A Johnson le sucedió Liz Truss, de estancia efímera en el cargo, apenas 45 días. Entre la crisis energética, la subida de los precios, los vaivenes de la política fiscal y los varapalos de sus correligionarios, abandonó. En la miniserie, un flamante primer ministro emerge, Peter Laurence; diríase que cae hacia arriba. Llega a Downing Street a cumplir el sueño de su vida. Pero en la última secuencia mira con fijeza  un documento que lo puede incriminar: el título de la cuenta bancaria en un paraíso fiscal, a nombre de su esposa que se niega a firmar la cancelación. ¿Habrá una segunda temporada? ¿El dinero recibido por la izquierda será una espada de Damocles sobre la cabeza de Laurence? ¿Tendría en su mente David Hare, el guionista de Roadkill, la agitación mediática en torno al acceso privilegiado a ministros del gabinete de Johnson por empresarios que donaban grandes sumas al Partido Conservador y a la falta de transparencia en la adjudicación de contratos públicos a empresas privadas?

## CONSIGNA:
Enumera todas las circunstancias que, según el texto del ejercicio, rodearon el abandono del cargo por parte de Liz Truss.

## LÍNEAS FACILITADAS:
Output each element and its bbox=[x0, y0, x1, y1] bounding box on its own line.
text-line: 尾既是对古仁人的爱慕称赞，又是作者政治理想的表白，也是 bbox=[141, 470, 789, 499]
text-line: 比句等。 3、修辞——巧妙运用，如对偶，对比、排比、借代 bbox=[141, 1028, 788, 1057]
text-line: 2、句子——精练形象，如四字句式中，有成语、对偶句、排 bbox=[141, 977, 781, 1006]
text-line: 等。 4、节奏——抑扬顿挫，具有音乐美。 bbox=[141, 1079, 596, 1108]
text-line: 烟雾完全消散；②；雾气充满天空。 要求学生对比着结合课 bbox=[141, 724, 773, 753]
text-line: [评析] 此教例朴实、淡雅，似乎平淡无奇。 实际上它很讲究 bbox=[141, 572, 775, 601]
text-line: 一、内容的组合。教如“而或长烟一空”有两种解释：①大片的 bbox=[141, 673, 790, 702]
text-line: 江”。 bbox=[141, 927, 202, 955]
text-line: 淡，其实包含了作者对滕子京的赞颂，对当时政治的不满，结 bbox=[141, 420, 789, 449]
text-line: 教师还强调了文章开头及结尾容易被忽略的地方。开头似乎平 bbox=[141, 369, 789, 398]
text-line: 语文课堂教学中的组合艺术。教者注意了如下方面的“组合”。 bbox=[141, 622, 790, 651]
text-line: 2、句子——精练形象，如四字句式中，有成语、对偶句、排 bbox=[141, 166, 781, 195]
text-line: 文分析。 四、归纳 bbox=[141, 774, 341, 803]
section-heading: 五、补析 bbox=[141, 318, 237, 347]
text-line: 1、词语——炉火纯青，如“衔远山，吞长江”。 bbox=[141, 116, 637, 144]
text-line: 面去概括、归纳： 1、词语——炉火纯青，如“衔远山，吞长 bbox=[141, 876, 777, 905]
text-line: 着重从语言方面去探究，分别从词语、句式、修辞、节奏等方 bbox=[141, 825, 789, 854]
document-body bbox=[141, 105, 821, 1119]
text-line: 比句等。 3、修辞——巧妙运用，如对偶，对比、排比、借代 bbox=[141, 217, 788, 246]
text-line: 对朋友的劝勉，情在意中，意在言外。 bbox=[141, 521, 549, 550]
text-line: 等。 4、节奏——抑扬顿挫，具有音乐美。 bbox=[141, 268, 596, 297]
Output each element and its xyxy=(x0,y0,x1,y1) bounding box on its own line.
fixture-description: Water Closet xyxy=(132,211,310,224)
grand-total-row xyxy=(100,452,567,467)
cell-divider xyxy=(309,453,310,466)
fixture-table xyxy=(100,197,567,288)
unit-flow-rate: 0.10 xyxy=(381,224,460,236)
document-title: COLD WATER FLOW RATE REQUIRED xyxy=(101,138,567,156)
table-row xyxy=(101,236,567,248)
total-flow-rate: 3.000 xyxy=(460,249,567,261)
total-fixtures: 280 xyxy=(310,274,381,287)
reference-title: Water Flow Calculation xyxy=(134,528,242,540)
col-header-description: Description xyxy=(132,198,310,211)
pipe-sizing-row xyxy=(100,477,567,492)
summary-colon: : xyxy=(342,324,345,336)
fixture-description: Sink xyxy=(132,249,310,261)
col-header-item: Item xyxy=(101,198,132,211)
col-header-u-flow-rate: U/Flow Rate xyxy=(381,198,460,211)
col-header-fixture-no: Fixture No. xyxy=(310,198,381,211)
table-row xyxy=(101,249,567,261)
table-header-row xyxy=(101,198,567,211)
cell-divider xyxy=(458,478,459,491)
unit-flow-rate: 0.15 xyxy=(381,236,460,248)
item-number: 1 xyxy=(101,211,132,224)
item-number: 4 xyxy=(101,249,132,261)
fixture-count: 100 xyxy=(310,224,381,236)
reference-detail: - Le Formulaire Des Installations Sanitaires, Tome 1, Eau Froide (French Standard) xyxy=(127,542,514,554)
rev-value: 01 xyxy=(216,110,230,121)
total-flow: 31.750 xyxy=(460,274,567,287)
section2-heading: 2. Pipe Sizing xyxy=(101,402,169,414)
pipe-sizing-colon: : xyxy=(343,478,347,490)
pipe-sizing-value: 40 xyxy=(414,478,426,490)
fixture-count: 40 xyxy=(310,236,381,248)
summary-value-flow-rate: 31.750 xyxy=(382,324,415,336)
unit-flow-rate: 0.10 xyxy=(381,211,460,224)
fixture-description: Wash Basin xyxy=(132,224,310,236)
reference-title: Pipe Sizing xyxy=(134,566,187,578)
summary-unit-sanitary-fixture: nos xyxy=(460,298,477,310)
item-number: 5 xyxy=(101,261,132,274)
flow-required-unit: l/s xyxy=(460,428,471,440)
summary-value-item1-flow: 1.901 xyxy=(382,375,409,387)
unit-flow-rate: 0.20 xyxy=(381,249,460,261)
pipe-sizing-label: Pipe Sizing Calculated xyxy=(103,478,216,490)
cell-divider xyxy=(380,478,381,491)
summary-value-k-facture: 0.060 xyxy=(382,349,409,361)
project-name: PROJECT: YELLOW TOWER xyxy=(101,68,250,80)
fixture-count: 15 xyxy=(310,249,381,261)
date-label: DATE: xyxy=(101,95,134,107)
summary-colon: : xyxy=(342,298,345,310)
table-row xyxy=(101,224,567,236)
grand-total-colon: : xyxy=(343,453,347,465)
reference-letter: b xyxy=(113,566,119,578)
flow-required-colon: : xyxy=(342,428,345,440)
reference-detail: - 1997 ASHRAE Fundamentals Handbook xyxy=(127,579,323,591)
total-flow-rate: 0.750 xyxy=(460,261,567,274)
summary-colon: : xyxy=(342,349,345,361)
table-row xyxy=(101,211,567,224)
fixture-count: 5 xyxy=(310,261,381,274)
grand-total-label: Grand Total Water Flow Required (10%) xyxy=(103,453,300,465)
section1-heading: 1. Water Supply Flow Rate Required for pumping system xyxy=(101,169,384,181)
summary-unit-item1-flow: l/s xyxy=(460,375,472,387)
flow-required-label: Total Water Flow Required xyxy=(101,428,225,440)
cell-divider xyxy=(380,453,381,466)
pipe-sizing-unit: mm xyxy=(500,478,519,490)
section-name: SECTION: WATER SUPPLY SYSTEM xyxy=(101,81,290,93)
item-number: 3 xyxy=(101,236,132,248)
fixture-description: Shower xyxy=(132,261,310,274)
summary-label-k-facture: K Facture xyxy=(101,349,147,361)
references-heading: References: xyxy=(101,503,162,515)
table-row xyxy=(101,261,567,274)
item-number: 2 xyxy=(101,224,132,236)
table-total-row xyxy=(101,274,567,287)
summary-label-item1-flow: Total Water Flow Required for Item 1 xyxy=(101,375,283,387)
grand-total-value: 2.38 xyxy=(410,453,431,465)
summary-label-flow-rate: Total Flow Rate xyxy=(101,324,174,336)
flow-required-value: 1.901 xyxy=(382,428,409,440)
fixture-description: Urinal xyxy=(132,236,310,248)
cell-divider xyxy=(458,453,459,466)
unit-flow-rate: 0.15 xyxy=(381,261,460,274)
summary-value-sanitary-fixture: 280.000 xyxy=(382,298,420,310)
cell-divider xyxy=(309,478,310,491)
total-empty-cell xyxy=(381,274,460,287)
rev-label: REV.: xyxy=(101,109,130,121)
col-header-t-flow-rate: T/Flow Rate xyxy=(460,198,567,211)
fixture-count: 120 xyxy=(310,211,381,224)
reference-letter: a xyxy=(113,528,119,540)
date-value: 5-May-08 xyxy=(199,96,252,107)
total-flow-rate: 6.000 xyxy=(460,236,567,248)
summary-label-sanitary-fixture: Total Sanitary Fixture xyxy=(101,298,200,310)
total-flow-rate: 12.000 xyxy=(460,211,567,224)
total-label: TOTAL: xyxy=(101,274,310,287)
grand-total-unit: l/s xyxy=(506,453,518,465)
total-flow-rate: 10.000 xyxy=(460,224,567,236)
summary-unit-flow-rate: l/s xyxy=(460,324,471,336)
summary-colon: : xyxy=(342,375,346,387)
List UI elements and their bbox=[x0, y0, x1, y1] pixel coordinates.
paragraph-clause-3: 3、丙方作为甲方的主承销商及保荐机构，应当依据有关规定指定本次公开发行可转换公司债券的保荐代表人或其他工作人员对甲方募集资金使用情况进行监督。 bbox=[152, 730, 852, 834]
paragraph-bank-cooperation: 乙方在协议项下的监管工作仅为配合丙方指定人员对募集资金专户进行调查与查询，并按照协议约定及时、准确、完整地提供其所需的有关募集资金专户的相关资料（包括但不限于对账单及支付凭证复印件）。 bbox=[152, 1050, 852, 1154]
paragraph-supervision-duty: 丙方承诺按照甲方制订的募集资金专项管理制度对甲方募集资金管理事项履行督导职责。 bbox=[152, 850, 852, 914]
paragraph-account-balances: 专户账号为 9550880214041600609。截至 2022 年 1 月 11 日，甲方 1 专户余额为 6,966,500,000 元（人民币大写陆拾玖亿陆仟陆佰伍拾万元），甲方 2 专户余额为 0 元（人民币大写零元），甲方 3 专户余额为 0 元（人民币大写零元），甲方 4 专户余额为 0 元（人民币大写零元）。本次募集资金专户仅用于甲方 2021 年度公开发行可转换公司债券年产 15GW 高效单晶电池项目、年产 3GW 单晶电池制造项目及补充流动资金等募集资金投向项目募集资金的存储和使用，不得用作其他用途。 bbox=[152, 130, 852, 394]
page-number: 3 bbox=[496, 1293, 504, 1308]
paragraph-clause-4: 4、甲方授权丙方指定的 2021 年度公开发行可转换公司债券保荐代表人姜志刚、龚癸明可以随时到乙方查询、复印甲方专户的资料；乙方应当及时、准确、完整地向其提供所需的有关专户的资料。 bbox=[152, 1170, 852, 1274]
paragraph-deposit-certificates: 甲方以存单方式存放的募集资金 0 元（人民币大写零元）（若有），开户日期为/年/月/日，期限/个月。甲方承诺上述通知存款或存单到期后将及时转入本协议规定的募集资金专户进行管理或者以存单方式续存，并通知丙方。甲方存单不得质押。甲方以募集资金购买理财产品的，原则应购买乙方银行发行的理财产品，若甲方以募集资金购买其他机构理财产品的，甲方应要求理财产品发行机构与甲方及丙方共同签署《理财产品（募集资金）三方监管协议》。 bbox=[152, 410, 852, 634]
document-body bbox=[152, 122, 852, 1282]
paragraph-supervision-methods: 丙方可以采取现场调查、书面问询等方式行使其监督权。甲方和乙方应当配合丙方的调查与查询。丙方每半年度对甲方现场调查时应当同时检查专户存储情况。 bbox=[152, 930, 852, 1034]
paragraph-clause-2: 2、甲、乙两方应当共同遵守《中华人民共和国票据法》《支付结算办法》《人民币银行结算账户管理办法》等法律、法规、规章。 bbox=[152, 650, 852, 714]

## SOLUCIÓN:
- La crisis energética
- La subida de los precios
- Los vaivenes de la política fiscal
- Los varapalos de sus correligionarios